- **Assignment**
Set down each line of the records once more, precisely, and omit the pictures.

________________________________________

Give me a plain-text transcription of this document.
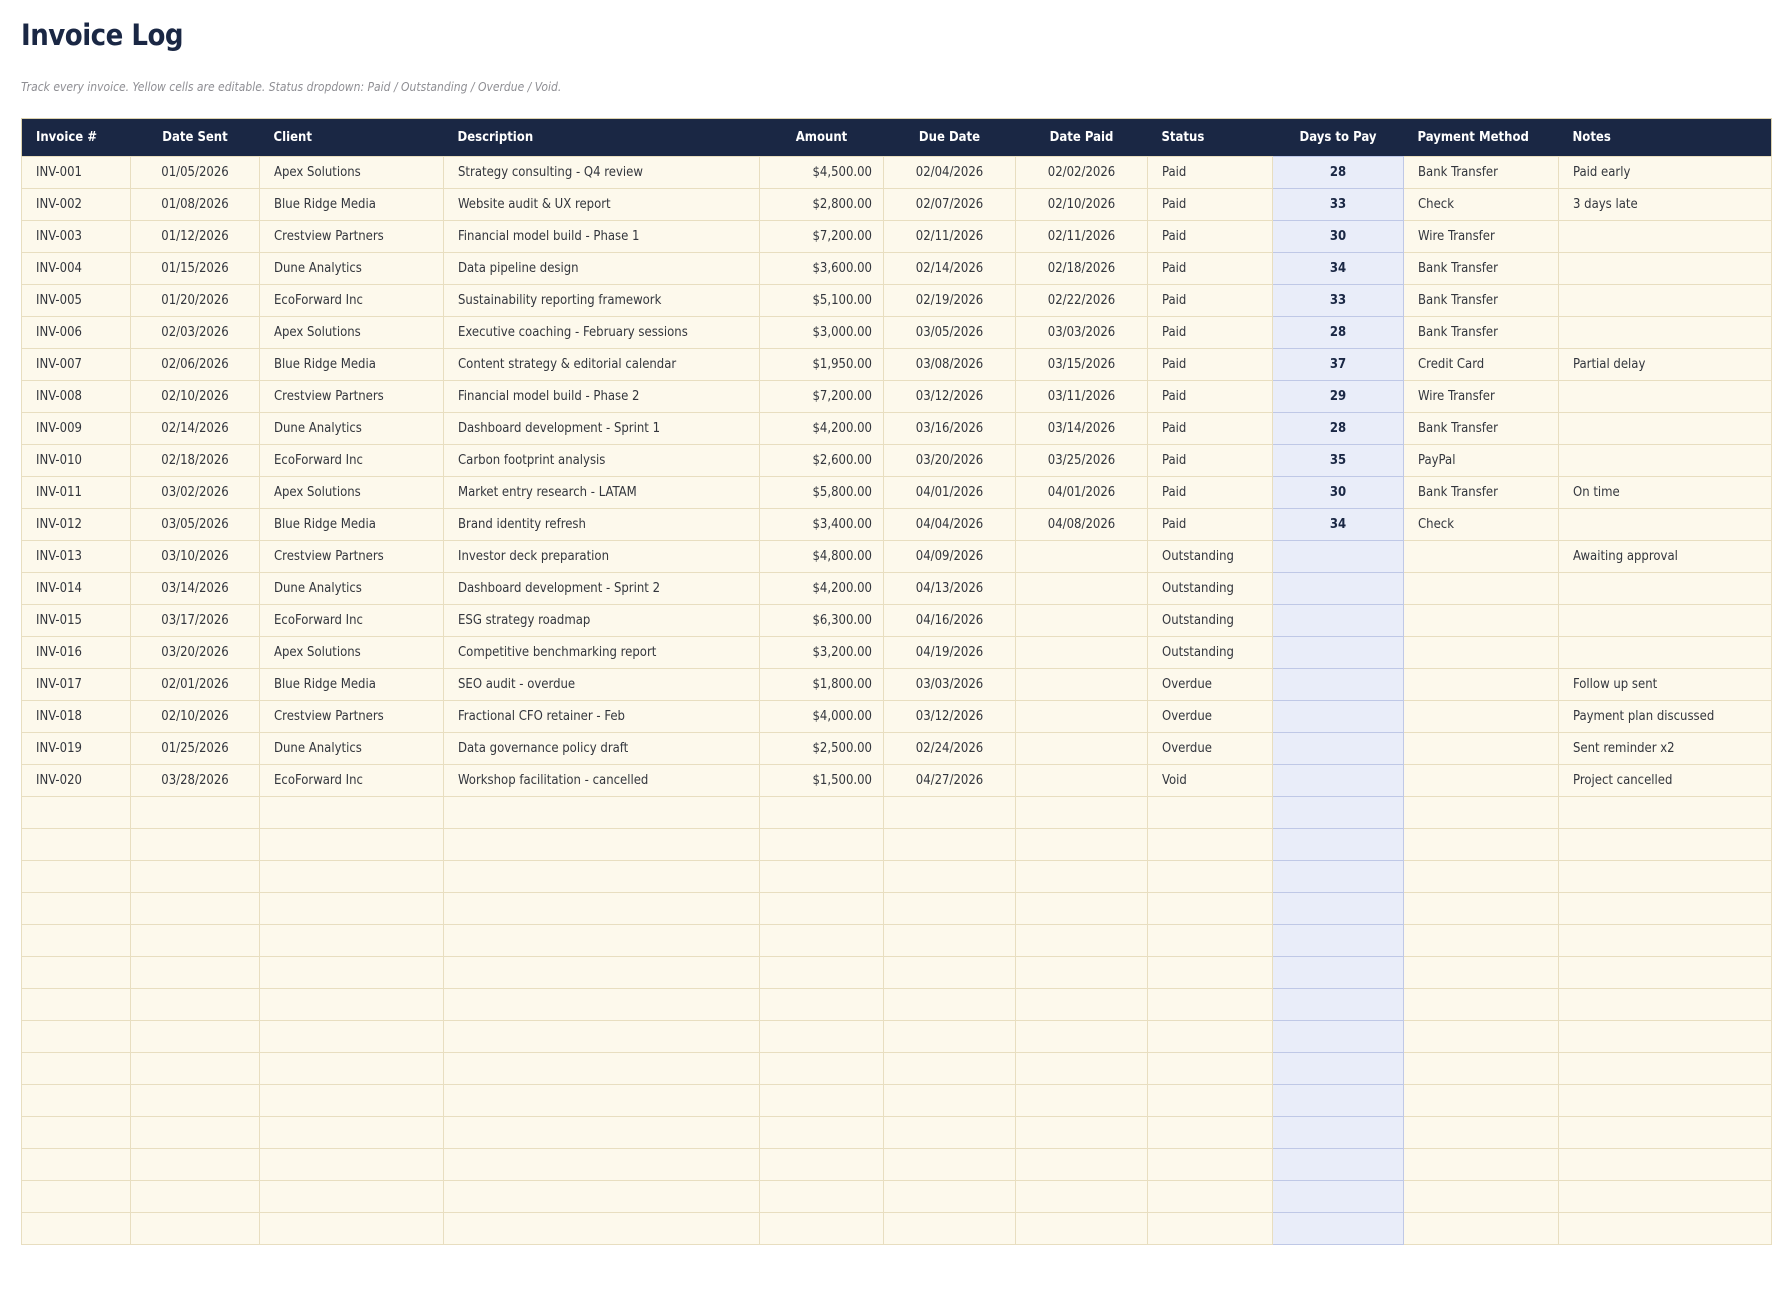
Invoice Log

Track every invoice. Yellow cells are editable. Status dropdown: Paid / Outstanding / Overdue / Void.

Invoice #	Date Sent	Client	Description	Amount	Due Date	Date Paid	Status	Days to Pay	Payment Method	Notes
INV-001	01/05/2026	Apex Solutions	Strategy consulting - Q4 review	$4,500.00	02/04/2026	02/02/2026	Paid	28	Bank Transfer	Paid early
INV-002	01/08/2026	Blue Ridge Media	Website audit & UX report	$2,800.00	02/07/2026	02/10/2026	Paid	33	Check	3 days late
INV-003	01/12/2026	Crestview Partners	Financial model build - Phase 1	$7,200.00	02/11/2026	02/11/2026	Paid	30	Wire Transfer	
INV-004	01/15/2026	Dune Analytics	Data pipeline design	$3,600.00	02/14/2026	02/18/2026	Paid	34	Bank Transfer	
INV-005	01/20/2026	EcoForward Inc	Sustainability reporting framework	$5,100.00	02/19/2026	02/22/2026	Paid	33	Bank Transfer	
INV-006	02/03/2026	Apex Solutions	Executive coaching - February sessions	$3,000.00	03/05/2026	03/03/2026	Paid	28	Bank Transfer	
INV-007	02/06/2026	Blue Ridge Media	Content strategy & editorial calendar	$1,950.00	03/08/2026	03/15/2026	Paid	37	Credit Card	Partial delay
INV-008	02/10/2026	Crestview Partners	Financial model build - Phase 2	$7,200.00	03/12/2026	03/11/2026	Paid	29	Wire Transfer	
INV-009	02/14/2026	Dune Analytics	Dashboard development - Sprint 1	$4,200.00	03/16/2026	03/14/2026	Paid	28	Bank Transfer	
INV-010	02/18/2026	EcoForward Inc	Carbon footprint analysis	$2,600.00	03/20/2026	03/25/2026	Paid	35	PayPal	
INV-011	03/02/2026	Apex Solutions	Market entry research - LATAM	$5,800.00	04/01/2026	04/01/2026	Paid	30	Bank Transfer	On time
INV-012	03/05/2026	Blue Ridge Media	Brand identity refresh	$3,400.00	04/04/2026	04/08/2026	Paid	34	Check	
INV-013	03/10/2026	Crestview Partners	Investor deck preparation	$4,800.00	04/09/2026		Outstanding			Awaiting approval
INV-014	03/14/2026	Dune Analytics	Dashboard development - Sprint 2	$4,200.00	04/13/2026		Outstanding			
INV-015	03/17/2026	EcoForward Inc	ESG strategy roadmap	$6,300.00	04/16/2026		Outstanding			
INV-016	03/20/2026	Apex Solutions	Competitive benchmarking report	$3,200.00	04/19/2026		Outstanding			
INV-017	02/01/2026	Blue Ridge Media	SEO audit - overdue	$1,800.00	03/03/2026		Overdue			Follow up sent
INV-018	02/10/2026	Crestview Partners	Fractional CFO retainer - Feb	$4,000.00	03/12/2026		Overdue			Payment plan discussed
INV-019	01/25/2026	Dune Analytics	Data governance policy draft	$2,500.00	02/24/2026		Overdue			Sent reminder x2
INV-020	03/28/2026	EcoForward Inc	Workshop facilitation - cancelled	$1,500.00	04/27/2026		Void			Project cancelled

________________________________________

- **Result of the exercise**
Give me a plain-text transcription of this document.
Invoice Log

Track every invoice. Yellow cells are editable. Status dropdown: Paid / Outstanding / Overdue / Void.

Invoice #	Date Sent	Client	Description	Amount	Due Date	Date Paid	Status	Days to Pay	Payment Method	Notes
INV-001	01/05/2026	Apex Solutions	Strategy consulting - Q4 review	$4,500.00	02/04/2026	02/02/2026	Paid	28	Bank Transfer	Paid early
INV-002	01/08/2026	Blue Ridge Media	Website audit & UX report	$2,800.00	02/07/2026	02/10/2026	Paid	33	Check	3 days late
INV-003	01/12/2026	Crestview Partners	Financial model build - Phase 1	$7,200.00	02/11/2026	02/11/2026	Paid	30	Wire Transfer	
INV-004	01/15/2026	Dune Analytics	Data pipeline design	$3,600.00	02/14/2026	02/18/2026	Paid	34	Bank Transfer	
INV-005	01/20/2026	EcoForward Inc	Sustainability reporting framework	$5,100.00	02/19/2026	02/22/2026	Paid	33	Bank Transfer	
INV-006	02/03/2026	Apex Solutions	Executive coaching - February sessions	$3,000.00	03/05/2026	03/03/2026	Paid	28	Bank Transfer	
INV-007	02/06/2026	Blue Ridge Media	Content strategy & editorial calendar	$1,950.00	03/08/2026	03/15/2026	Paid	37	Credit Card	Partial delay
INV-008	02/10/2026	Crestview Partners	Financial model build - Phase 2	$7,200.00	03/12/2026	03/11/2026	Paid	29	Wire Transfer	
INV-009	02/14/2026	Dune Analytics	Dashboard development - Sprint 1	$4,200.00	03/16/2026	03/14/2026	Paid	28	Bank Transfer	
INV-010	02/18/2026	EcoForward Inc	Carbon footprint analysis	$2,600.00	03/20/2026	03/25/2026	Paid	35	PayPal	
INV-011	03/02/2026	Apex Solutions	Market entry research - LATAM	$5,800.00	04/01/2026	04/01/2026	Paid	30	Bank Transfer	On time
INV-012	03/05/2026	Blue Ridge Media	Brand identity refresh	$3,400.00	04/04/2026	04/08/2026	Paid	34	Check	
INV-013	03/10/2026	Crestview Partners	Investor deck preparation	$4,800.00	04/09/2026		Outstanding			Awaiting approval
INV-014	03/14/2026	Dune Analytics	Dashboard development - Sprint 2	$4,200.00	04/13/2026		Outstanding			
INV-015	03/17/2026	EcoForward Inc	ESG strategy roadmap	$6,300.00	04/16/2026		Outstanding			
INV-016	03/20/2026	Apex Solutions	Competitive benchmarking report	$3,200.00	04/19/2026		Outstanding			
INV-017	02/01/2026	Blue Ridge Media	SEO audit - overdue	$1,800.00	03/03/2026		Overdue			Follow up sent
INV-018	02/10/2026	Crestview Partners	Fractional CFO retainer - Feb	$4,000.00	03/12/2026		Overdue			Payment plan discussed
INV-019	01/25/2026	Dune Analytics	Data governance policy draft	$2,500.00	02/24/2026		Overdue			Sent reminder x2
INV-020	03/28/2026	EcoForward Inc	Workshop facilitation - cancelled	$1,500.00	04/27/2026		Void			Project cancelled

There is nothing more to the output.